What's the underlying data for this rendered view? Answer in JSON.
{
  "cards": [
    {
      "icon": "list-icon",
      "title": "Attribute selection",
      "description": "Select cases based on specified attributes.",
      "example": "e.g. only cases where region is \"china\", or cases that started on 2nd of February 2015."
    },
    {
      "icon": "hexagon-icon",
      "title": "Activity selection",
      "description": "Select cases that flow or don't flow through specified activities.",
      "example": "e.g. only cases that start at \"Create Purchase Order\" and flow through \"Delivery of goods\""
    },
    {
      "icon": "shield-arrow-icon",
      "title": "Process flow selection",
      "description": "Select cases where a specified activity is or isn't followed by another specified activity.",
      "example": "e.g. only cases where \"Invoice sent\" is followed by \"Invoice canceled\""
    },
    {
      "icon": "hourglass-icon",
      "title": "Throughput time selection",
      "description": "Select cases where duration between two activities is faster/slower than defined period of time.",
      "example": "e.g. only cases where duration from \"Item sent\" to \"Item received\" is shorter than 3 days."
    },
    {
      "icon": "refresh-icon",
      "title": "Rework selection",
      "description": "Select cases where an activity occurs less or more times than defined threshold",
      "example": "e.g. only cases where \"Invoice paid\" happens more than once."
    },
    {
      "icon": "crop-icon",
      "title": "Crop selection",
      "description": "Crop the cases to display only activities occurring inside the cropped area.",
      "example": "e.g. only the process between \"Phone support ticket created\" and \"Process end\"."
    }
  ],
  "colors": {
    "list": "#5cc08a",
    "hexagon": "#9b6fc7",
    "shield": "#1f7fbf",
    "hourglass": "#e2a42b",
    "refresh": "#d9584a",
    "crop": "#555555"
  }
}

----------

=== WHAT THE EXERCISE ASKS ===
Every line of the records that includes the word "icon" should be gathered.

=== RESULT BELOW ===
      "icon": "list-icon",
      "icon": "hexagon-icon",
      "icon": "shield-arrow-icon",
      "icon": "hourglass-icon",
      "icon": "refresh-icon",
      "icon": "crop-icon",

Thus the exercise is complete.